** start of Document **

[v18] Single RunQueue Proxy Execution (v18)

[RESEND][PATCH v18 5/8] sched: Fix runtime accounting w/ split exec & sched contexts

Posted by John Stultz 3 months ago

Without proxy-exec, we normally charge the "current" task for
both its vruntime as well as its sum_exec_runtime.

With proxy, however, we have two "current" contexts: the
scheduler context and the execution context. We want to charge
the execution context rq->curr (ie: proxy/lock holder) execution
time to its sum_exec_runtime (so it's clear to userland the
rq->curr task *is* running), as well as its thread group.

However the rest of the time accounting (such a vruntime and
cgroup accounting), we charge against the scheduler context
(rq->donor) task, because it is from that task that the time
is being "donated".

If the donor and curr tasks are the same, then it's the same as
without proxy.

Tested-by: K Prateek Nayak <kprateek.nayak@amd.com>
Signed-off-by: John Stultz <jstultz@google.com>
---
v16:
* Renamed update_curr_se to update_se_times, as suggested by
  Steven Rostedt.
* Reworded the commit message as suggested by Steven Rostedt
v17:
* Renamed update_se_times to update_se, as suggested by Peter
* Added comment calrifying cfs_rq->curr being rq->donor.se as
  suggested by Peter
* Reworked to fix issue Peter pointed out with thread group
  accounting being done on the donor, rather then the running
  execution context.
* Slight rewording of the commit message to further clairifiy
  things.

Cc: Joel Fernandes <joelagnelf@nvidia.com>
Cc: Qais Yousef <qyousef@layalina.io>
Cc: Ingo Molnar <mingo@redhat.com>
Cc: Peter Zijlstra <peterz@infradead.org>
Cc: Juri Lelli <juri.lelli@redhat.com>
Cc: Vincent Guittot <vincent.guittot@linaro.org>
Cc: Dietmar Eggemann <dietmar.eggemann@arm.com>
Cc: Valentin Schneider <vschneid@redhat.com>
Cc: Steven Rostedt <rostedt@goodmis.org>
Cc: Ben Segall <bsegall@google.com>
Cc: Zimuzo Ezeozue <zezeozue@google.com>
Cc: Mel Gorman <mgorman@suse.de>
Cc: Will Deacon <will@kernel.org>
Cc: Waiman Long <longman@redhat.com>
Cc: Boqun Feng <boqun.feng@gmail.com>
Cc: "Paul E. McKenney" <paulmck@kernel.org>
Cc: Metin Kaya <Metin.Kaya@arm.com>
Cc: Xuewen Yan <xuewen.yan94@gmail.com>
Cc: K Prateek Nayak <kprateek.nayak@amd.com>
Cc: Thomas Gleixner <tglx@linutronix.de>
Cc: Daniel Lezcano <daniel.lezcano@linaro.org>
Cc: Suleiman Souhlal <suleiman@google.com>
Cc: kuyo chang <kuyo.chang@mediatek.com>
Cc: hupu <hupu.gm@gmail.com>
Cc: kernel-team@android.com
---
 kernel/sched/fair.c | 40 ++++++++++++++++++++++++++++------------
 1 file changed, 28 insertions(+), 12 deletions(-)

** end of Document **

What is expected.
Continue the scheduler runtime accounting patch from the point where it stops. The records are not needed for this.

** start of Provided material **

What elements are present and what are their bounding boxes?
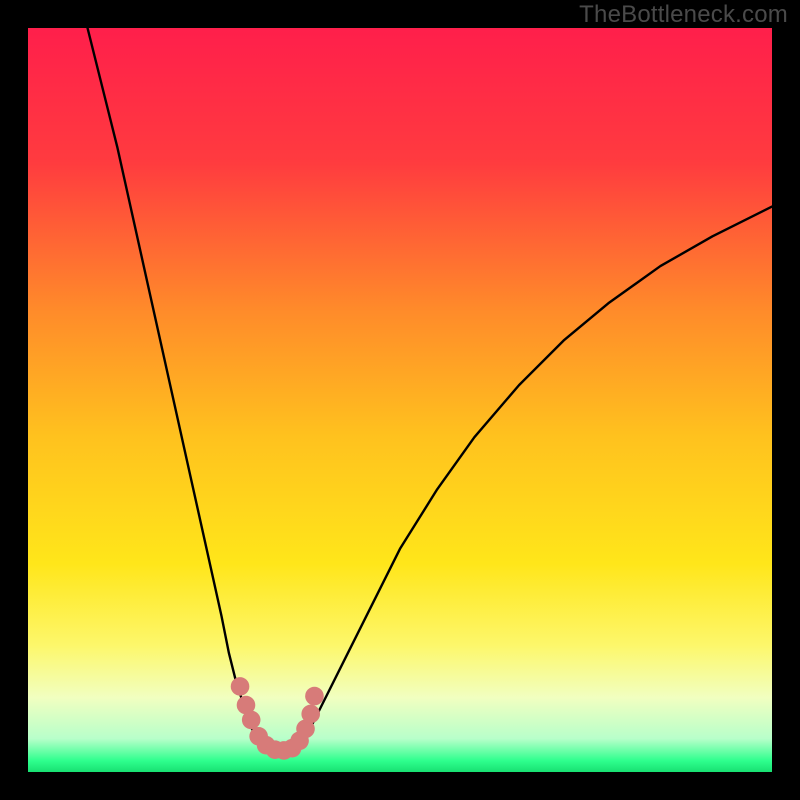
chart-frame: TheBottleneck.com xyxy=(0,0,800,800)
watermark-text: TheBottleneck.com xyxy=(579,1,788,29)
chart-plot-area xyxy=(28,28,772,772)
series-right-rising-curve xyxy=(296,207,772,750)
marker-point xyxy=(305,687,324,706)
marker-point xyxy=(301,705,320,724)
marker-point xyxy=(231,677,250,696)
marker-point xyxy=(242,711,261,730)
chart-curves-layer xyxy=(28,28,772,772)
series-left-falling-curve xyxy=(88,28,267,750)
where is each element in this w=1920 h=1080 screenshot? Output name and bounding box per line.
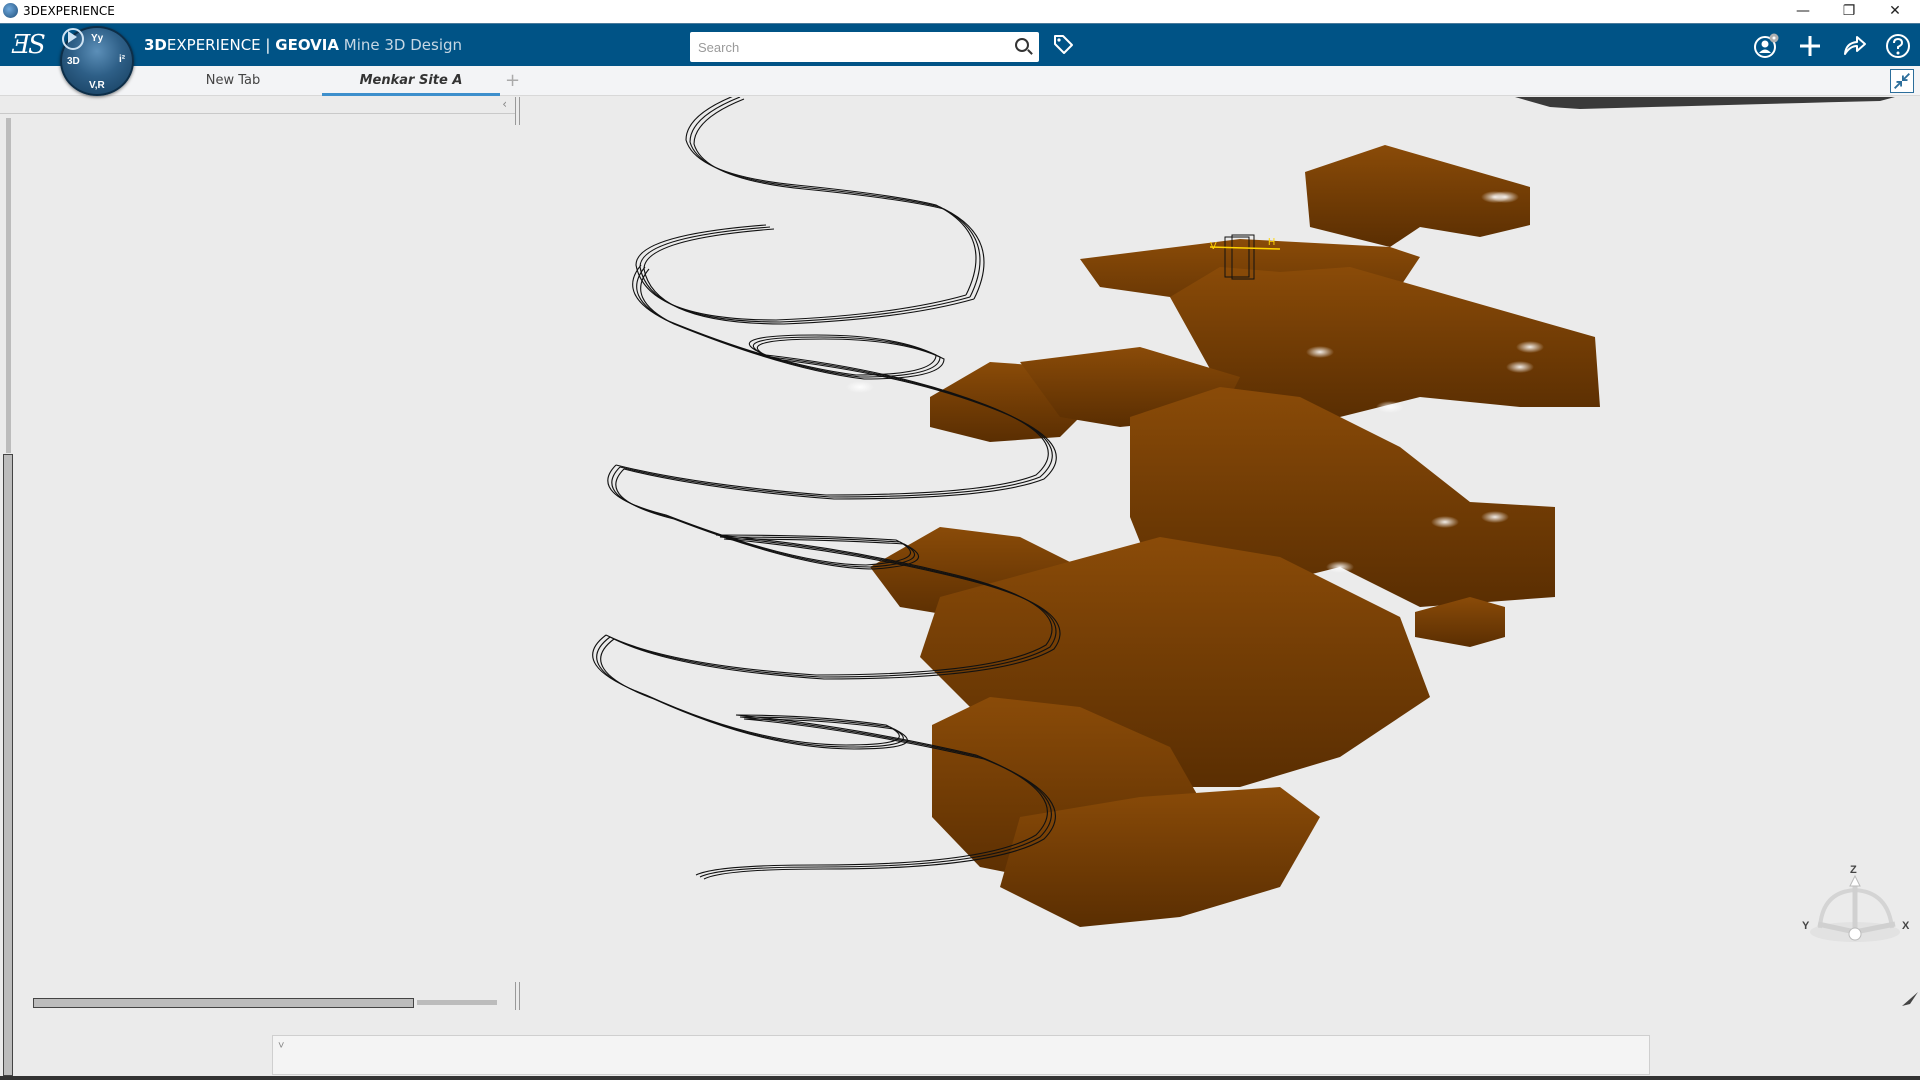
tab-bar: New Tab Menkar Site A + <box>0 66 1920 96</box>
brand-app-name: Mine 3D Design <box>343 36 463 54</box>
search-box <box>690 32 1039 62</box>
axis-y-label: Y <box>1802 920 1810 932</box>
search-icon[interactable] <box>1015 38 1029 52</box>
3d-viewport[interactable]: VH Z Y X <box>520 97 1920 1017</box>
svg-text:V: V <box>1210 241 1217 252</box>
taskbar-strip <box>0 1076 1920 1080</box>
tag-icon[interactable] <box>1052 33 1074 55</box>
tab-menkar-site-a[interactable]: Menkar Site A <box>322 66 500 96</box>
decline-curve[interactable] <box>693 98 985 300</box>
dassault-logo-icon[interactable]: ƎS <box>12 30 46 60</box>
decline-curve[interactable] <box>643 228 975 325</box>
restore-button[interactable]: ❐ <box>1826 0 1872 23</box>
action-bar: ˅ <box>272 1035 1650 1075</box>
window-title: 3DEXPERIENCE <box>23 4 115 18</box>
orebody-highlight <box>846 381 874 393</box>
vertical-scrollbar-track[interactable] <box>6 118 11 453</box>
play-icon[interactable] <box>62 28 84 50</box>
app-brand: 3DEXPERIENCE | GEOVIA Mine 3D Design <box>144 36 462 54</box>
window-title-bar: 3DEXPERIENCE — ❐ ✕ <box>0 0 1920 23</box>
vertical-scrollbar-thumb[interactable] <box>3 454 13 1076</box>
svg-text:H: H <box>1268 237 1275 248</box>
collapse-panel-chevron-icon[interactable]: ‹ <box>502 97 507 111</box>
horizontal-scrollbar-thumb[interactable] <box>33 998 414 1008</box>
orebody-highlight <box>1506 361 1534 373</box>
brand-rest: EXPERIENCE | <box>166 36 276 54</box>
decline-curve[interactable] <box>611 466 915 568</box>
app-logo-icon <box>3 3 18 18</box>
axis-x-label: X <box>1902 920 1910 932</box>
axis-triad[interactable]: Z Y X <box>1800 864 1910 960</box>
orebody-highlight <box>1491 191 1519 203</box>
tree-panel-header: ‹ <box>0 97 515 114</box>
search-input[interactable] <box>698 37 998 57</box>
orebody-highlight <box>1431 516 1459 528</box>
decline-curve[interactable] <box>639 226 971 323</box>
compass-bottom-label: V,R <box>89 80 105 91</box>
orebody-highlight <box>1306 346 1334 358</box>
decline-curve[interactable] <box>635 224 967 321</box>
axis-z-label: Z <box>1850 864 1857 876</box>
3d-scene[interactable]: VH <box>520 97 1920 1017</box>
share-icon[interactable] <box>1840 32 1868 60</box>
compass-widget[interactable]: Yy 3D i² V,R <box>60 26 134 96</box>
orebody-highlight <box>1326 561 1354 573</box>
minimize-button[interactable]: — <box>1780 0 1826 23</box>
orebody-highlight <box>1516 341 1544 353</box>
topography-surface-edge <box>1515 97 1895 109</box>
add-icon[interactable] <box>1796 32 1824 60</box>
horizontal-scrollbar-track[interactable] <box>417 1000 497 1005</box>
axis-triad-icon <box>1810 874 1900 942</box>
decline-curve[interactable] <box>592 634 900 746</box>
brand-product: GEOVIA <box>275 36 339 54</box>
decline-curve[interactable] <box>607 464 911 566</box>
user-icon[interactable] <box>1752 32 1780 60</box>
add-tab-button[interactable]: + <box>505 70 520 91</box>
help-icon[interactable] <box>1884 32 1912 60</box>
compass-top-label: Yy <box>91 33 104 44</box>
decline-curve[interactable] <box>689 97 981 298</box>
compass-right-label: i² <box>119 54 126 65</box>
brand-bold: 3D <box>144 36 167 54</box>
top-bar: ƎS 3DEXPERIENCE | GEOVIA Mine 3D Design <box>0 23 1920 66</box>
orebody-highlight <box>1376 401 1404 413</box>
compass-left-label: 3D <box>67 56 80 67</box>
collapse-fullscreen-icon[interactable] <box>1890 69 1914 93</box>
action-bar-expand-icon[interactable]: ˅ <box>278 1040 284 1052</box>
decline-curve[interactable] <box>600 638 908 750</box>
tab-new-tab[interactable]: New Tab <box>168 66 298 96</box>
close-button[interactable]: ✕ <box>1872 0 1918 23</box>
orebody-highlight <box>1481 511 1509 523</box>
viewport-corner-arrow-icon[interactable] <box>1900 990 1920 1010</box>
specification-tree-panel: ‹ <box>0 97 520 1076</box>
decline-curve[interactable] <box>685 97 977 296</box>
decline-curve[interactable] <box>615 468 919 570</box>
decline-curve[interactable] <box>596 636 904 748</box>
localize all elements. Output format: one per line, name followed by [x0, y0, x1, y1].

** end of Provided material **

Written answer.
diff --git a/kernel/sched/fair.c b/kernel/sched/fair.c
index edcc7d59ecc3b..c34e0891193a7 100644
--- a/kernel/sched/fair.c
+++ b/kernel/sched/fair.c
@@ -1143,30 +1143,40 @@ static void update_tg_load_avg(struct cfs_rq *cfs_rq)
 }
 #endif /* CONFIG_SMP */
 
-static s64 update_curr_se(struct rq *rq, struct sched_entity *curr)
+static s64 update_se(struct rq *rq, struct sched_entity *se)
 {
 	u64 now = rq_clock_task(rq);
 	s64 delta_exec;
 
-	delta_exec = now - curr->exec_start;
+	delta_exec = now - se->exec_start;
 	if (unlikely(delta_exec <= 0))
 		return delta_exec;
 
-	curr->exec_start = now;
-	curr->sum_exec_runtime += delta_exec;
+	se->exec_start = now;
+	if (entity_is_task(se)) {
+		struct task_struct *donor = task_of(se);
+		struct task_struct *running = rq->curr;
+		/*
+		 * If se is a task, we account the time against the running
+		 * task, as w/ proxy-exec they may not be the same.
+		 */
+		running->se.exec_start = now;
+		running->se.sum_exec_runtime += delta_exec;
 
-	if (entity_is_task(curr)) {
-		struct task_struct *p = task_of(curr);
+		trace_sched_stat_runtime(running, delta_exec);
+		account_group_exec_runtime(running, delta_exec);
 
-		trace_sched_stat_runtime(p, delta_exec);
-		account_group_exec_runtime(p, delta_exec);
-		cgroup_account_cputime(p, delta_exec);
+		/* cgroup time is always accounted against the donor */
+		cgroup_account_cputime(donor, delta_exec);
+	} else {
+		/* If not task, account the time against donor se  */
+		se->sum_exec_runtime += delta_exec;
 	}
 
 	if (schedstat_enabled()) {
 		struct sched_statistics *stats;
 
-		stats = __schedstats_from_se(curr);
+		stats = __schedstats_from_se(se);
 		__schedstat_set(stats->exec_max,
 				max(delta_exec, stats->exec_max));
 	}
@@ -1213,7 +1223,7 @@ s64 update_curr_common(struct rq *rq)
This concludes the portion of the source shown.